■ **YOUR TASK**:
Pick out each line of the records in which the word "mental" appears.

■ **DATA SUPPLIED**:
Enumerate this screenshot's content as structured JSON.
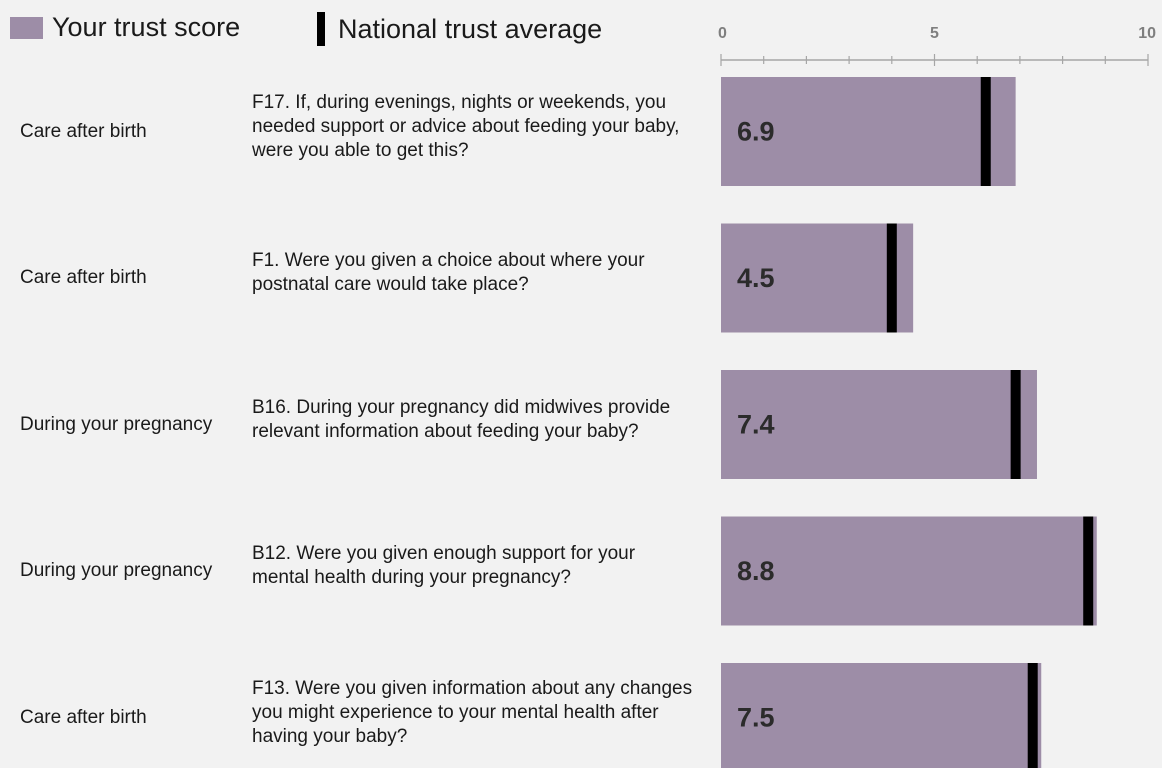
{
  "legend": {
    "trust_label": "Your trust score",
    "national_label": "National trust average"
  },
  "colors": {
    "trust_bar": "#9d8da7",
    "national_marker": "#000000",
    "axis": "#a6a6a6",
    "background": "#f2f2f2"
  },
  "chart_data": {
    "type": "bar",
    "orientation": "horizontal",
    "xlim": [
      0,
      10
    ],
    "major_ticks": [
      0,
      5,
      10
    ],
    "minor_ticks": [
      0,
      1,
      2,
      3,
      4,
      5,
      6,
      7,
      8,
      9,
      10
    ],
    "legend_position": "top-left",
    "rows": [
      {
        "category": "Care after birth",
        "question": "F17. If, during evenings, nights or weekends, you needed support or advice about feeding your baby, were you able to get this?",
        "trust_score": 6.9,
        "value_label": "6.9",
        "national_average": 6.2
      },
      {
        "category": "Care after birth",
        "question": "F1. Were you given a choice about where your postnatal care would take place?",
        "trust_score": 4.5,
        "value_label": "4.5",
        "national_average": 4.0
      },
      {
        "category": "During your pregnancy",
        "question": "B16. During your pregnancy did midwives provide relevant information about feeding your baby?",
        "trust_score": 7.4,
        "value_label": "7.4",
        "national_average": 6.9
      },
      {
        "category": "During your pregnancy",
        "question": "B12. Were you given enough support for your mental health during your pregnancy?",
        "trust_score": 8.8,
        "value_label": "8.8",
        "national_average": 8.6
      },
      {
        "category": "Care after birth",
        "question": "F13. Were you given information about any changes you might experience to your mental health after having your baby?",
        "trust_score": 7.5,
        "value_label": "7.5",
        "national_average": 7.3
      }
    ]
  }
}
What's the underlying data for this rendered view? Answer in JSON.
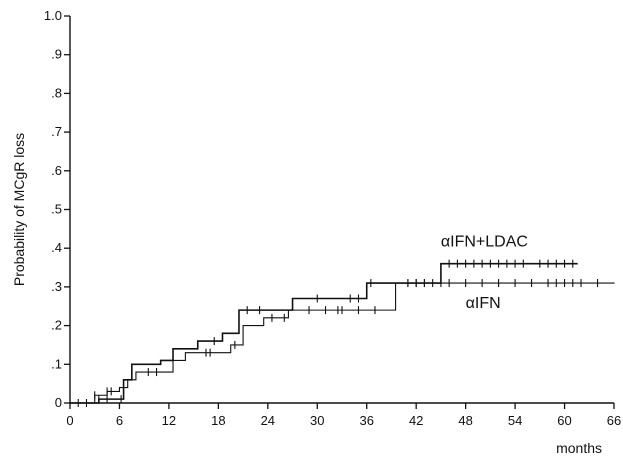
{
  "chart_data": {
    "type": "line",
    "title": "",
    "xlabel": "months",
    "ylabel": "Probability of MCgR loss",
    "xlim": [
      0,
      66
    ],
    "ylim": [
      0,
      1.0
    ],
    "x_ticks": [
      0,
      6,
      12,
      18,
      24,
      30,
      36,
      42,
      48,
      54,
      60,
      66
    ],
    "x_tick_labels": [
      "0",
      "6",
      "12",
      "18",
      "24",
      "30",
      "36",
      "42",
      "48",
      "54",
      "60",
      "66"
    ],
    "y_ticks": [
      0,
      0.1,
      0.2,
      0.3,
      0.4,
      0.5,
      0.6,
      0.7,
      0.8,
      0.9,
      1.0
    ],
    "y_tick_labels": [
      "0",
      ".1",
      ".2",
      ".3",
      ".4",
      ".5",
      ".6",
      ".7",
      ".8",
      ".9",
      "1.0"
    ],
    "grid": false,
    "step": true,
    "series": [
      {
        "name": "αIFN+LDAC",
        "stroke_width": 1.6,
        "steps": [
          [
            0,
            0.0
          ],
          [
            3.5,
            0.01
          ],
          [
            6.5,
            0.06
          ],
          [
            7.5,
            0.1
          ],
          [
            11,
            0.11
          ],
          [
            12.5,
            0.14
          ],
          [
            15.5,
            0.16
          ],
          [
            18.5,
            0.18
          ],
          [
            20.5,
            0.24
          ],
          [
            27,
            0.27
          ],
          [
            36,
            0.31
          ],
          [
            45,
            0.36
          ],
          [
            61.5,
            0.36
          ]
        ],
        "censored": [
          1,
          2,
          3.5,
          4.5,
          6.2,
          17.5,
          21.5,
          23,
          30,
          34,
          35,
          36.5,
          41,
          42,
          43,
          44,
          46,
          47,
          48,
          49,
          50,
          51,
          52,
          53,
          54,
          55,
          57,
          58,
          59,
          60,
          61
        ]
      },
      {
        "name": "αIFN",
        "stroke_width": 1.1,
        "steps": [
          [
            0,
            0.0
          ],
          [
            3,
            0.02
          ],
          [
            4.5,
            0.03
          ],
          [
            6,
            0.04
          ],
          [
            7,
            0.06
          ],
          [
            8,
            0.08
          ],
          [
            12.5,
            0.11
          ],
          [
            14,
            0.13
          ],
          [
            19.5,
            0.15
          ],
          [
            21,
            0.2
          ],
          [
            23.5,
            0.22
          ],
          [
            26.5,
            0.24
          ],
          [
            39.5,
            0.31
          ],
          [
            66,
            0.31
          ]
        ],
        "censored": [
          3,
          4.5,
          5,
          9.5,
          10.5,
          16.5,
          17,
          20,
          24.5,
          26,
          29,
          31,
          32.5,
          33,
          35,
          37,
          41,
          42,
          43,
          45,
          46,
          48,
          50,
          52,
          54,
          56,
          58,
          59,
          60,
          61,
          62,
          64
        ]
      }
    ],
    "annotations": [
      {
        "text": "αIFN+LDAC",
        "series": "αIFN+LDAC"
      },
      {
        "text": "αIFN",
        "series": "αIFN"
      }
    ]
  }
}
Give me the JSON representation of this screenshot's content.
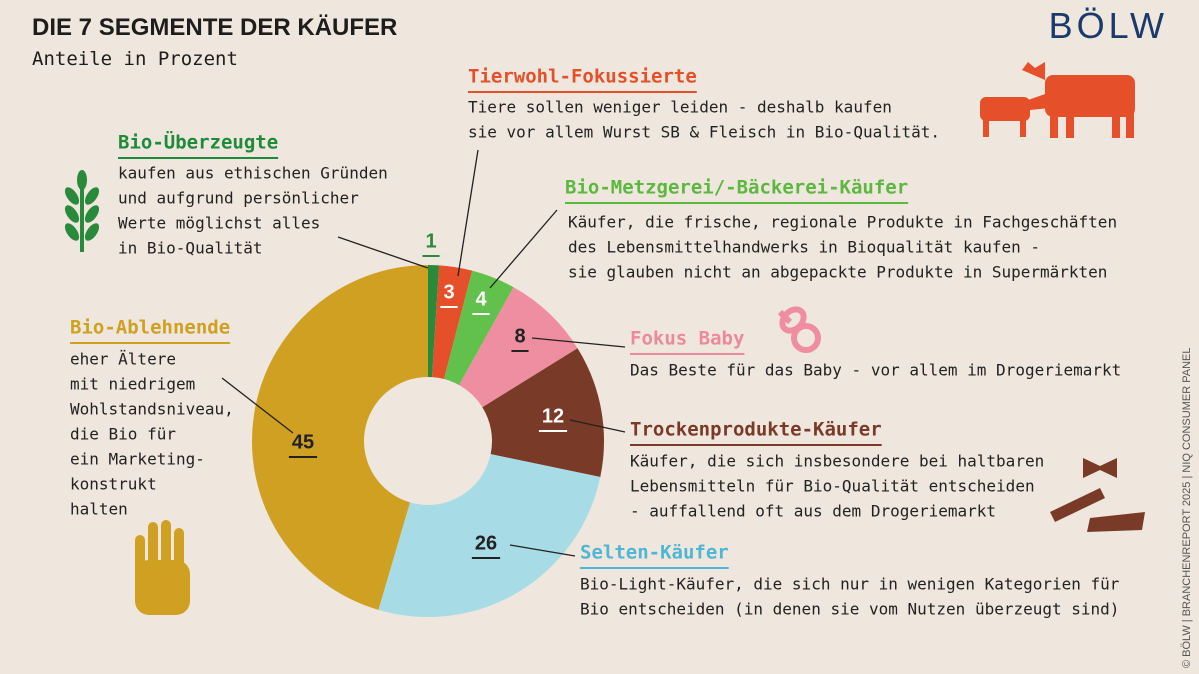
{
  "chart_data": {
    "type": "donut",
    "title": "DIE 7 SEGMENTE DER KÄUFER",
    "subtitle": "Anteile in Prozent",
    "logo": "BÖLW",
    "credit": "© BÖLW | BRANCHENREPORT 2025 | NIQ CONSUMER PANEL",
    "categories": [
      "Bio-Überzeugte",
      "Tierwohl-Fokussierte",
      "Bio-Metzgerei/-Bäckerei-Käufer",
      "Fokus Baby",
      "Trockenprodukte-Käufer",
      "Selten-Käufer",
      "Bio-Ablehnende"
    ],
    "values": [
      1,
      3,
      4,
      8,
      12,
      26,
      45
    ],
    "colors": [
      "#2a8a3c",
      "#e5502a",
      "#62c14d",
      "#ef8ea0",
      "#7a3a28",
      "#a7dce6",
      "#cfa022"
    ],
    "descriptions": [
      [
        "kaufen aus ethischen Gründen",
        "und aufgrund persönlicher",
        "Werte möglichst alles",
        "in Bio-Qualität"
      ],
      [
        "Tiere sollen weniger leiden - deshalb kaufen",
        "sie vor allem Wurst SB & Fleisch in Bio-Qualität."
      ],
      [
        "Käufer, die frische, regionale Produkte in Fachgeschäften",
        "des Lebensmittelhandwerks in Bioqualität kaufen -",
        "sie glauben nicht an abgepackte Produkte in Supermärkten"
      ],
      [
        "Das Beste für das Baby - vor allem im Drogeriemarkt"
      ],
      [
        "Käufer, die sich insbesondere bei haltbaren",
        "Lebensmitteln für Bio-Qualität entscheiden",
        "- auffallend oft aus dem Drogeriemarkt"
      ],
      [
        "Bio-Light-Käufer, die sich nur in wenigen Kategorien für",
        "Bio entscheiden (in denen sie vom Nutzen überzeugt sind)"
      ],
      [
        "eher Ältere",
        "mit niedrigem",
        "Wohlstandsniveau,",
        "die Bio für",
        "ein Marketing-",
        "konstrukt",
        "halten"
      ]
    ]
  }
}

■ **SOLVED EXERCISE**:
        "question": "B12. Were you given enough support for your mental health during your pregnancy?",
        "question": "F13. Were you given information about any changes you might experience to your mental health after having your baby?",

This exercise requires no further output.